(Stated problem)
Look for the string "TradingView" and copy every line that has it.

(Excerpts from a figure dataset)
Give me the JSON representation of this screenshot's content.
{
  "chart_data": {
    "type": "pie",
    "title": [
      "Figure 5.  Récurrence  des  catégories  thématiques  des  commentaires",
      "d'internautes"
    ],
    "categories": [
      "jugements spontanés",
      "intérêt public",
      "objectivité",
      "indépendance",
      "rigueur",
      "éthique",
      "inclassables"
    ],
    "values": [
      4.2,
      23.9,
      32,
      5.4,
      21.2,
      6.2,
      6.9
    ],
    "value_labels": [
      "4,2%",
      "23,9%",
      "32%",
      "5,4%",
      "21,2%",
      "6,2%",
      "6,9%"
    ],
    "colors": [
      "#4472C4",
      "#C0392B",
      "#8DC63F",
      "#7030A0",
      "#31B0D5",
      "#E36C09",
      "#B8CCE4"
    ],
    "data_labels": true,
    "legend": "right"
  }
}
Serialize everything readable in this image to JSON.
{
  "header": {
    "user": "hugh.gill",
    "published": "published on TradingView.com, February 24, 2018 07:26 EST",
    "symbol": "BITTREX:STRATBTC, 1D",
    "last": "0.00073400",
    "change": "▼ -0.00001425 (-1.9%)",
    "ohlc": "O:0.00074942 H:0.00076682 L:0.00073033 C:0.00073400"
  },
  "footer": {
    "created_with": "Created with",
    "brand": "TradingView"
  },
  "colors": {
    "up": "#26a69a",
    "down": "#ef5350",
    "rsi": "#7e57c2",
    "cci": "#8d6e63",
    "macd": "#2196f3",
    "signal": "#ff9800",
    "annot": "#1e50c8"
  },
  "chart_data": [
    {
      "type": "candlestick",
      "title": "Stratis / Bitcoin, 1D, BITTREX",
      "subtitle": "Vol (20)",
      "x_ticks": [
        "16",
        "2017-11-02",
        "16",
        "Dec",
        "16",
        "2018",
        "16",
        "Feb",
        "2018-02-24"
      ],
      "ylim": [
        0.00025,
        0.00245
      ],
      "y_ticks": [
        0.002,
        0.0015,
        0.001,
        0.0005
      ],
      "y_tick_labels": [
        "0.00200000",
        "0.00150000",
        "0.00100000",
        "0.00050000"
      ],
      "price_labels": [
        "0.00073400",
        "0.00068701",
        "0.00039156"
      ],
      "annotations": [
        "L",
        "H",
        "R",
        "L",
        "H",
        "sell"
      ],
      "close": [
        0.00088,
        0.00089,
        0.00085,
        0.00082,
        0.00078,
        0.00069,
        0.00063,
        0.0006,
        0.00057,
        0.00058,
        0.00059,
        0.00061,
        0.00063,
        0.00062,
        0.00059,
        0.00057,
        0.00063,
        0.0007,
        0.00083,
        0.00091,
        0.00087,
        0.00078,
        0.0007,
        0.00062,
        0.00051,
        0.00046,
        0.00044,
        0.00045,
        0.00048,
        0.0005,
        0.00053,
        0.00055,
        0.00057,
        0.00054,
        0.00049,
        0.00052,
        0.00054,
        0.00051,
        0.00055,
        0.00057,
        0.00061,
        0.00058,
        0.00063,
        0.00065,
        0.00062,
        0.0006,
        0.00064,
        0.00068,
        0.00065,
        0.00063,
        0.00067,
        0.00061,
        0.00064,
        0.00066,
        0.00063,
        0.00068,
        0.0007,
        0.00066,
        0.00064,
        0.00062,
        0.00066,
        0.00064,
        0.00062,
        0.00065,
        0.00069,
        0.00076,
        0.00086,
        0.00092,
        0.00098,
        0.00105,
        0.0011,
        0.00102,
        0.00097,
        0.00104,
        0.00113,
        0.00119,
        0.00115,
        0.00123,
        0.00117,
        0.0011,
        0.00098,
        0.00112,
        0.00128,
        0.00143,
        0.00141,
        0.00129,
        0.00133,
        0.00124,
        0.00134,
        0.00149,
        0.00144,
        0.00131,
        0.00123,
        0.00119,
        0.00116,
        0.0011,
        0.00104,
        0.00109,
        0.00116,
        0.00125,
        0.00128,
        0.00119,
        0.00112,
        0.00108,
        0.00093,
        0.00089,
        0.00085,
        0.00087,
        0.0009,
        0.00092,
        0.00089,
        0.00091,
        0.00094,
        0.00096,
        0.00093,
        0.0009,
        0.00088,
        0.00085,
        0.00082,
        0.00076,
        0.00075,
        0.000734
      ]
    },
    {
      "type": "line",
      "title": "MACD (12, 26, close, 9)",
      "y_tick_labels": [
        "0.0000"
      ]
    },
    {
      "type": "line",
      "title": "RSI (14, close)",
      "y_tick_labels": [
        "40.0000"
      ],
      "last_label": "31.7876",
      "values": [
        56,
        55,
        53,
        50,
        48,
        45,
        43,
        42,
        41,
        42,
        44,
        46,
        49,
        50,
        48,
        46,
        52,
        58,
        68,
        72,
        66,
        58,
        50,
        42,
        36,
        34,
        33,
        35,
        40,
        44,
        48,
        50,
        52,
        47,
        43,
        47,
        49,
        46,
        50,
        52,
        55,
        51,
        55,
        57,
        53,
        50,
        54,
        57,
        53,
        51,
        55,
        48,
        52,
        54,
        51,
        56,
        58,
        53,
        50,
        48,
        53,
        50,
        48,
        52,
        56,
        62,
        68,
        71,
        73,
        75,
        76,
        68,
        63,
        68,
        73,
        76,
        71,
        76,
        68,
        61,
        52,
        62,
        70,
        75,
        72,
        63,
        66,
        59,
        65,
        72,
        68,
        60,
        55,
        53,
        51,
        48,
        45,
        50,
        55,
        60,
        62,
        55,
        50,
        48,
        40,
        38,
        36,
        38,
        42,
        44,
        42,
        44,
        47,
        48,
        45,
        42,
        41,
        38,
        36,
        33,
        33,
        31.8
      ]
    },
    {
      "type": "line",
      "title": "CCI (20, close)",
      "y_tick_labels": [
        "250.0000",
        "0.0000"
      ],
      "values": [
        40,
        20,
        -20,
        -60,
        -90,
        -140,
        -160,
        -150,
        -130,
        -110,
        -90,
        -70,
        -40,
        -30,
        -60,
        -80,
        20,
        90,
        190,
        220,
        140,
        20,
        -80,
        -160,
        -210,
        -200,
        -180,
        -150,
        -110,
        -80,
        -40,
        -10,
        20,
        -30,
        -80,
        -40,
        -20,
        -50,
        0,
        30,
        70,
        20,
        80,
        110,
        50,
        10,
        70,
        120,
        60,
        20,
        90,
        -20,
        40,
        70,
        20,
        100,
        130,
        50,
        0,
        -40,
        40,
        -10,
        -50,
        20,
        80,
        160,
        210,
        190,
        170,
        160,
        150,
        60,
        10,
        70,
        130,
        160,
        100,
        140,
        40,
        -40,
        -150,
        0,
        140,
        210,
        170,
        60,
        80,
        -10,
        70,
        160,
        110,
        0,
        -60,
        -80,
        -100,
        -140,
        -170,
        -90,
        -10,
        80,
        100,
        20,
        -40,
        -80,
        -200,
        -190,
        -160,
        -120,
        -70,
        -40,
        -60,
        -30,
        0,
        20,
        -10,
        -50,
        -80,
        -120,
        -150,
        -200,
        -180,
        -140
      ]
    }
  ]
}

(Exercise solution)
    "published": "published on TradingView.com, February 24, 2018 07:26 EST",
    "brand": "TradingView"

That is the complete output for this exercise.